WORK INSTRUCTIONS ▸ Can you reproduce, character for character, the rows below from the one containing "I need the location" through the one containing "flag-us-icon <box>198 704 212 714</box>"?

MATERIALS PROVIDED ▸
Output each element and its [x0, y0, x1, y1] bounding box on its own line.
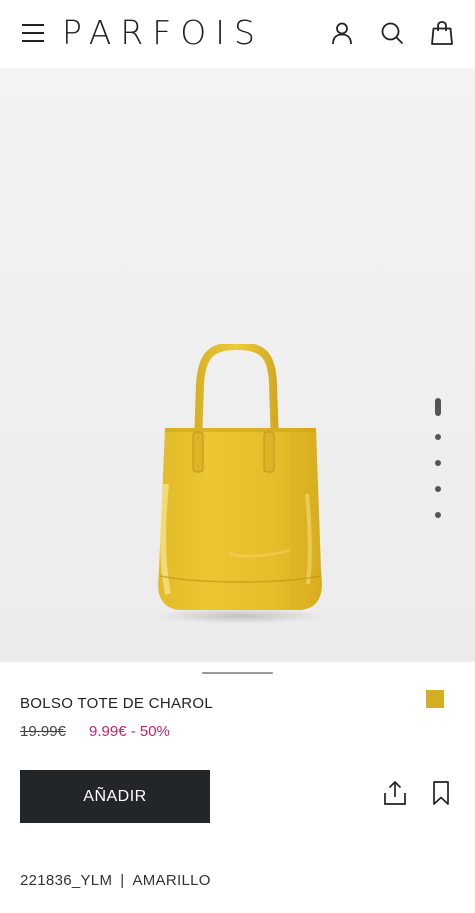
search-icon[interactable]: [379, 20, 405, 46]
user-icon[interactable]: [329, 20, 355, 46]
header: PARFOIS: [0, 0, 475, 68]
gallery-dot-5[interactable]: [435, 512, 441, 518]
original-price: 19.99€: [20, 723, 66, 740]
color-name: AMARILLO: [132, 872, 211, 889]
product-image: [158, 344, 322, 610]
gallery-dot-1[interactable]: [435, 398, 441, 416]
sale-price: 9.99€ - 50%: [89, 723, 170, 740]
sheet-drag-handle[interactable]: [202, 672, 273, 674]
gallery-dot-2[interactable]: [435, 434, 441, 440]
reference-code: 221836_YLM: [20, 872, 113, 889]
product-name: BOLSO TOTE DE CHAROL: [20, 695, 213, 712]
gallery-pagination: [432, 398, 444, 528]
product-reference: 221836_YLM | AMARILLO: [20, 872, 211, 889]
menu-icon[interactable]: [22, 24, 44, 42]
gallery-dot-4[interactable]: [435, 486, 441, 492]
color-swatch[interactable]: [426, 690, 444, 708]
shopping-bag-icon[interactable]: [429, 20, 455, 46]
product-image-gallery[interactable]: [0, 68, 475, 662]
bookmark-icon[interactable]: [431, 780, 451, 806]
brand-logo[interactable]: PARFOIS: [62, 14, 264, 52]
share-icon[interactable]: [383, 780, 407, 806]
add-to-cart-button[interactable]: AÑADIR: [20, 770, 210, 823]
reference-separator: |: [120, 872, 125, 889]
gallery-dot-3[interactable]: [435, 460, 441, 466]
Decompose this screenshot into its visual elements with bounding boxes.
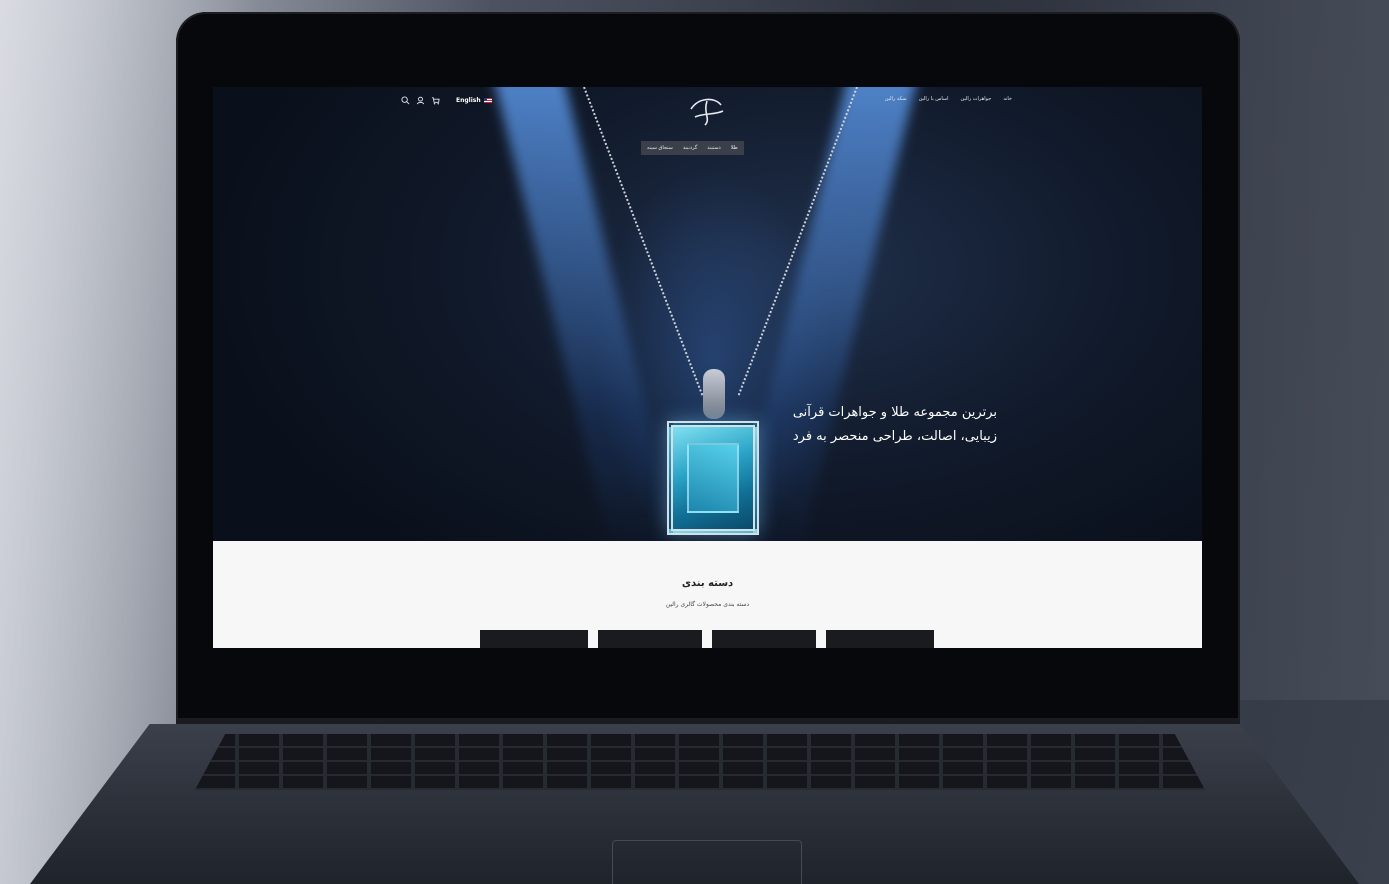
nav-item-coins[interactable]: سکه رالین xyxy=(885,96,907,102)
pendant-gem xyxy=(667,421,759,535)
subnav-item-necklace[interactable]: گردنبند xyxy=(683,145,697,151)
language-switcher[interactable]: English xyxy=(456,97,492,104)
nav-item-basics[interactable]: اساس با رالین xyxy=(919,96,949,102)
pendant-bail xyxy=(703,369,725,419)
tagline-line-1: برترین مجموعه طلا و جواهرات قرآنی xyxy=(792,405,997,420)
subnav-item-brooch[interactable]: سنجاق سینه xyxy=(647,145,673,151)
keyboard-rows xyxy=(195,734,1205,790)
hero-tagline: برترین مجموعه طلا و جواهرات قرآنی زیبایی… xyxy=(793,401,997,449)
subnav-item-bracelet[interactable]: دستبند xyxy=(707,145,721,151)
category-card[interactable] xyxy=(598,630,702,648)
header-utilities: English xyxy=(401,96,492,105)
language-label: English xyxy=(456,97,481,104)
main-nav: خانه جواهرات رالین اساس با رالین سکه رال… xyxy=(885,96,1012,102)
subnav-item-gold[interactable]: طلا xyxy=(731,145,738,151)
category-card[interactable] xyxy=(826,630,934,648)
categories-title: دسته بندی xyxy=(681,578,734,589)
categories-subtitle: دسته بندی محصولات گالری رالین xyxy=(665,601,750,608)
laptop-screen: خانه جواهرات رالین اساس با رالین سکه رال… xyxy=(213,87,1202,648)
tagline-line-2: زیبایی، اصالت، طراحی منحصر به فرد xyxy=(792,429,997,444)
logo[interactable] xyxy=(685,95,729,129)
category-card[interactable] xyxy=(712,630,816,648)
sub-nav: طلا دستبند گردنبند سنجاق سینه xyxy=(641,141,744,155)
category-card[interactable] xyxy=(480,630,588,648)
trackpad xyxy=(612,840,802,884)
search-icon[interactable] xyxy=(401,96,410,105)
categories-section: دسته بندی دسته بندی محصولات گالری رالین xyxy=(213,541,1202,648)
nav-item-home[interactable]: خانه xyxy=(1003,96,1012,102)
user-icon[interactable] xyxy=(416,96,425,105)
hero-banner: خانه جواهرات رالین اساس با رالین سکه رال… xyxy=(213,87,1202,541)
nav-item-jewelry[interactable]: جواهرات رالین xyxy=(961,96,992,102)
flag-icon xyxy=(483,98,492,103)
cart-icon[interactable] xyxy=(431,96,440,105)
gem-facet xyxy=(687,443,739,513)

---

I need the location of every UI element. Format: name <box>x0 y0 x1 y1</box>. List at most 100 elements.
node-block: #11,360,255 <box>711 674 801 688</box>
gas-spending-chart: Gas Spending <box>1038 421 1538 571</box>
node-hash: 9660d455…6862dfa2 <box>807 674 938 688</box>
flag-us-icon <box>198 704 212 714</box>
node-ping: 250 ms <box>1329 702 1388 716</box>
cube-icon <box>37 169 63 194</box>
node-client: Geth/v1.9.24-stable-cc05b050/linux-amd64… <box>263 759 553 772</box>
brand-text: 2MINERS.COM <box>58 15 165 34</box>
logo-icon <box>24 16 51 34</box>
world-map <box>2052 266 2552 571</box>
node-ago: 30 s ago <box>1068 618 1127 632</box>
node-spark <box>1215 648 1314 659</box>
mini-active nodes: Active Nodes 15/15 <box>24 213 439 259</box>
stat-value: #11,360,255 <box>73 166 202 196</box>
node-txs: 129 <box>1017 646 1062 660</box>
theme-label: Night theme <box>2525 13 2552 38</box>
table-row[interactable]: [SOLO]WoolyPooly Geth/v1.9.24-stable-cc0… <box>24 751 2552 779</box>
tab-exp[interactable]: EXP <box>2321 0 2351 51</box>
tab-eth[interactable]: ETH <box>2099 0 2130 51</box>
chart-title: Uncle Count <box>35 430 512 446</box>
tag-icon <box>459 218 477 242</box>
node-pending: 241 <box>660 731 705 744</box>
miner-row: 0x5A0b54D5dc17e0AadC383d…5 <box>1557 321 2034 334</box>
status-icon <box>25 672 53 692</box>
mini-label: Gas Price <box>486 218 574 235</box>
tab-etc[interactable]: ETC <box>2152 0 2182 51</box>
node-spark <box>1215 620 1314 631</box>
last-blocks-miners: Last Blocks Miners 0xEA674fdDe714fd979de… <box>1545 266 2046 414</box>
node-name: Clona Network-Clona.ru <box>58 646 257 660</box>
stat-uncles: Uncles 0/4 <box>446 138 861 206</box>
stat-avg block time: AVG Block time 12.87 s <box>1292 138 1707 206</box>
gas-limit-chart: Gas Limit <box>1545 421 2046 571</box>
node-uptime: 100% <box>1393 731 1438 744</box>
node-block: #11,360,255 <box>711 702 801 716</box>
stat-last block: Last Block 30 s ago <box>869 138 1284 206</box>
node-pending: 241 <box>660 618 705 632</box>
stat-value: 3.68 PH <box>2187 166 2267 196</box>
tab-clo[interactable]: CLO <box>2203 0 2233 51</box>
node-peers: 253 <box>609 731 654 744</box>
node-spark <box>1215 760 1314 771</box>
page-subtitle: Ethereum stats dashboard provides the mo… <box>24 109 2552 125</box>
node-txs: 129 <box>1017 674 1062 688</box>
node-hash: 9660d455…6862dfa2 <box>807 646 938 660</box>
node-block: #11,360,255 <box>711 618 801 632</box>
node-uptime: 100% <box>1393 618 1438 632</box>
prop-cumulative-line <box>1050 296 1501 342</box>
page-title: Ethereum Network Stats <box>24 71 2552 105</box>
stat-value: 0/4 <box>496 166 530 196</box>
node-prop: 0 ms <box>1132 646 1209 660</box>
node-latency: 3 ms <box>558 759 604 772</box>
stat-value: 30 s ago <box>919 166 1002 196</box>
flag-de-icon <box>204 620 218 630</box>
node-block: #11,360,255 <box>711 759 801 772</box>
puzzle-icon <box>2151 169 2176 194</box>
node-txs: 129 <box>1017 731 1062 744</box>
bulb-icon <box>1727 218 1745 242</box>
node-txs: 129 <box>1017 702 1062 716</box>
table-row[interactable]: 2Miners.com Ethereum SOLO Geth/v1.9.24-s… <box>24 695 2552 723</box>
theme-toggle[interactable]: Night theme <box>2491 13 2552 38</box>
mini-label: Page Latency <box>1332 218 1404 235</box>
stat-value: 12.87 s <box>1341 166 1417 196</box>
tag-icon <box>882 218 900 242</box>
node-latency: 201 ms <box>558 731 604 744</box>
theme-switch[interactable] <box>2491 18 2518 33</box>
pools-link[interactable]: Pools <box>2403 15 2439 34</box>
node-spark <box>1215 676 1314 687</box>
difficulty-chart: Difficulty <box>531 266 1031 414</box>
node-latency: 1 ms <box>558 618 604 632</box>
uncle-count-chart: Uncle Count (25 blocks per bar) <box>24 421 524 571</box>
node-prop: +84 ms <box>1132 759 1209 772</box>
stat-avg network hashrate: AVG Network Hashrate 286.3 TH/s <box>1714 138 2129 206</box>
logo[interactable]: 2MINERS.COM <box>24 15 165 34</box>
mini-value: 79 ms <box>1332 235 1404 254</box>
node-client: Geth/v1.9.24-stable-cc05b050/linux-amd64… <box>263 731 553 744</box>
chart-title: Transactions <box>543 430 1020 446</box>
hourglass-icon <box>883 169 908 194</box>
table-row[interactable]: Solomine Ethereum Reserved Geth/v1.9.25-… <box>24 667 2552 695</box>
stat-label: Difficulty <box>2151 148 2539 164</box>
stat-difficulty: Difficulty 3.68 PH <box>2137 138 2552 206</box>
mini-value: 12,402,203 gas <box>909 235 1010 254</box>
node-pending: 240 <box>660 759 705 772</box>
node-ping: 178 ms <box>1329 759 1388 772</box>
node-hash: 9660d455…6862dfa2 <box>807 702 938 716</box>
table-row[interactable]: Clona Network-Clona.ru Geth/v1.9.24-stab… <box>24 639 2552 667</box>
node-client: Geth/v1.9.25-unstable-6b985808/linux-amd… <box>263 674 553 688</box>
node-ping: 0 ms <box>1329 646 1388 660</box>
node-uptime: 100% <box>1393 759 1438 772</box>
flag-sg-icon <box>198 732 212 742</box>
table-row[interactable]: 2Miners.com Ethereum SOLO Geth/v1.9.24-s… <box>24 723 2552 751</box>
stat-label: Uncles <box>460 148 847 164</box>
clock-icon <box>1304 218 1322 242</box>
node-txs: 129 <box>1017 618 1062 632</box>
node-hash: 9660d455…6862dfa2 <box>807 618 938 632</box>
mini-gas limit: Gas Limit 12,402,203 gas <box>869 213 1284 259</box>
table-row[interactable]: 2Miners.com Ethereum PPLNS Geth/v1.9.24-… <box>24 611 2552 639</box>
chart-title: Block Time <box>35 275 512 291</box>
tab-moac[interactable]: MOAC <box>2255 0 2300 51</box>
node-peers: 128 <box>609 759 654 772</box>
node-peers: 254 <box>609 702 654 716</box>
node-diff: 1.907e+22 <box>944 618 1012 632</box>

ANSWER FOR THIS EXERCISE ▸
I need the location of every UI element. Format: name <box>x0 y0 x1 y1</box>. List at most 100 elements.
node-block: #11,360,255 <box>711 674 801 688</box>
gas-spending-chart: Gas Spending <box>1038 421 1538 571</box>
node-hash: 9660d455…6862dfa2 <box>807 674 938 688</box>
flag-us-icon <box>198 704 212 714</box>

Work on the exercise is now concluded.